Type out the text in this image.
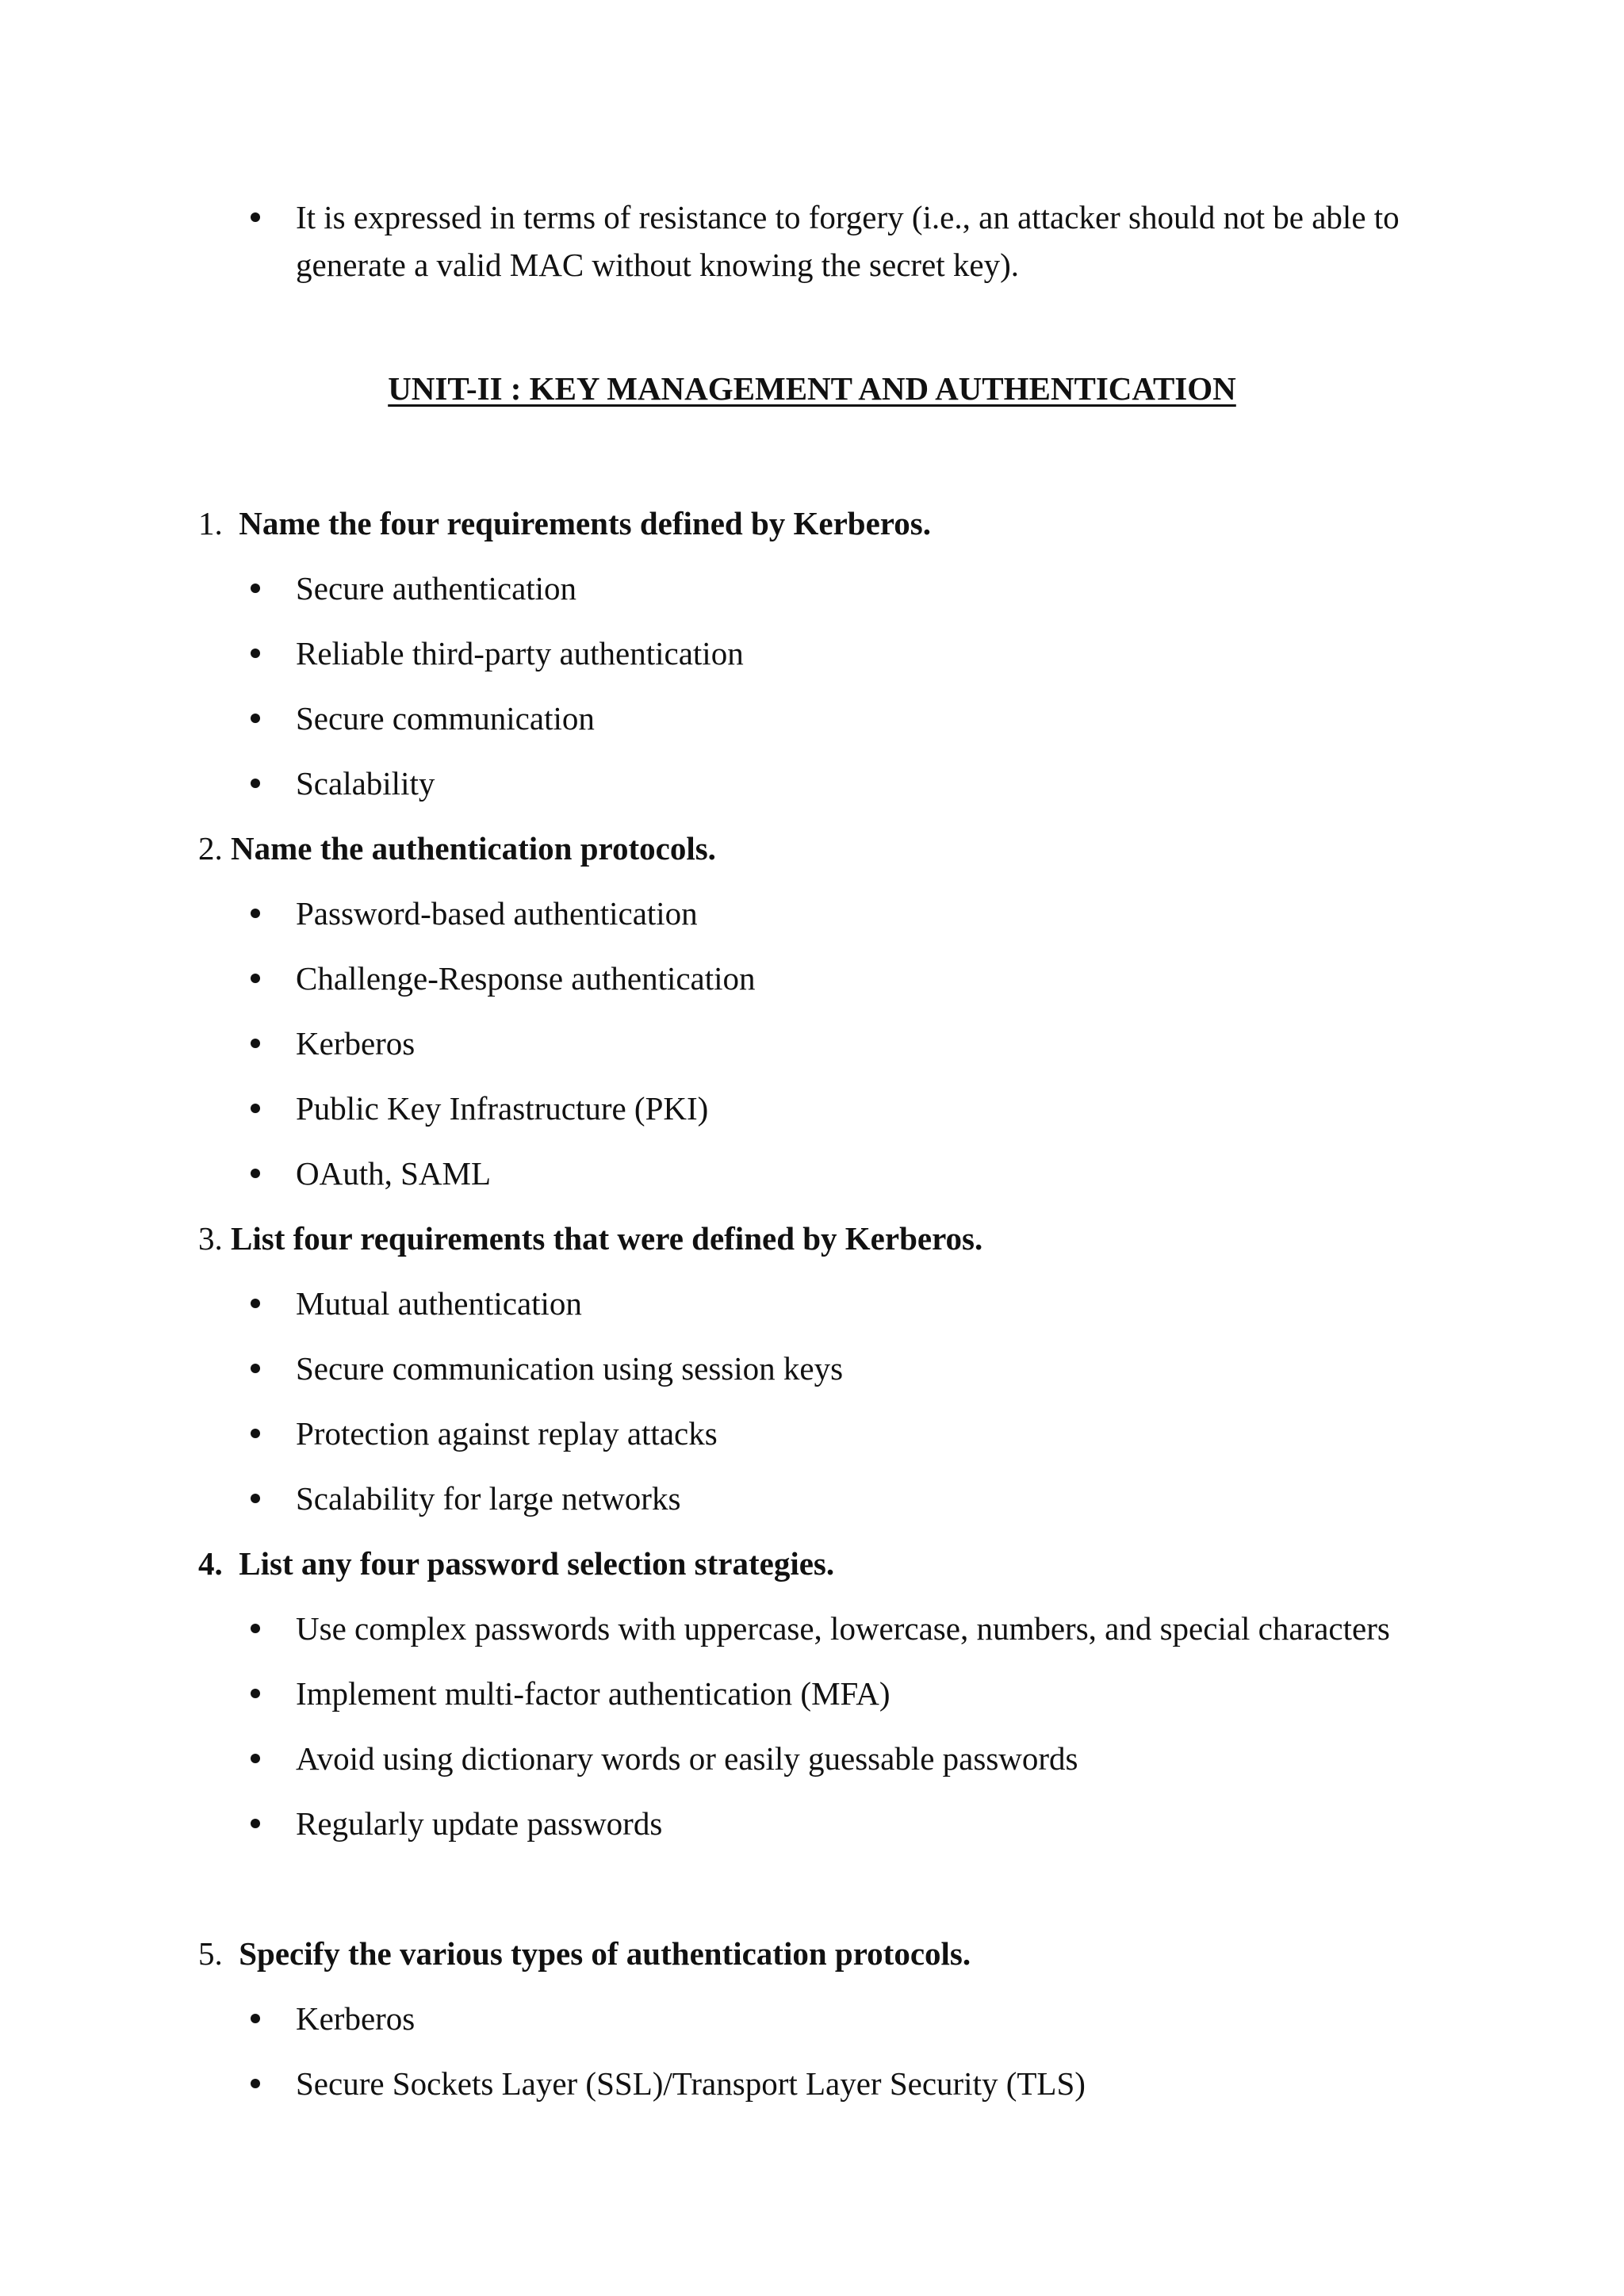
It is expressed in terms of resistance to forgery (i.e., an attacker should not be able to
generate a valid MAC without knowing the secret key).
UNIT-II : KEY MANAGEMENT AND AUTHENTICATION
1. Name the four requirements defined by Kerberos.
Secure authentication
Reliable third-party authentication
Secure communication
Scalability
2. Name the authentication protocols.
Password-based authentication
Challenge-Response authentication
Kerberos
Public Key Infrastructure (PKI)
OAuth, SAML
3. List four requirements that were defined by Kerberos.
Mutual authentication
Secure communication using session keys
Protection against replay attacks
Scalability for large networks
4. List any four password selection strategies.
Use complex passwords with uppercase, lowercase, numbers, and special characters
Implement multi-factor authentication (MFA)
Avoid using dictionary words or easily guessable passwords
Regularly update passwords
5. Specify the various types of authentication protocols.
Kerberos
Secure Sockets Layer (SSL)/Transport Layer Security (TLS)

+===+

| What needs to be done |
Do not include the images; transcribe the rest of the listing exactly.

| Task answer |
Type out the text in this image.
It is expressed in terms of resistance to forgery (i.e., an attacker should not be able to
generate a valid MAC without knowing the secret key).
UNIT-II : KEY MANAGEMENT AND AUTHENTICATION
1. Name the four requirements defined by Kerberos.
Secure authentication
Reliable third-party authentication
Secure communication
Scalability
2. Name the authentication protocols.
Password-based authentication
Challenge-Response authentication
Kerberos
Public Key Infrastructure (PKI)
OAuth, SAML
3. List four requirements that were defined by Kerberos.
Mutual authentication
Secure communication using session keys
Protection against replay attacks
Scalability for large networks
4. List any four password selection strategies.
Use complex passwords with uppercase, lowercase, numbers, and special characters
Implement multi-factor authentication (MFA)
Avoid using dictionary words or easily guessable passwords
Regularly update passwords
5. Specify the various types of authentication protocols.
Kerberos
Secure Sockets Layer (SSL)/Transport Layer Security (TLS)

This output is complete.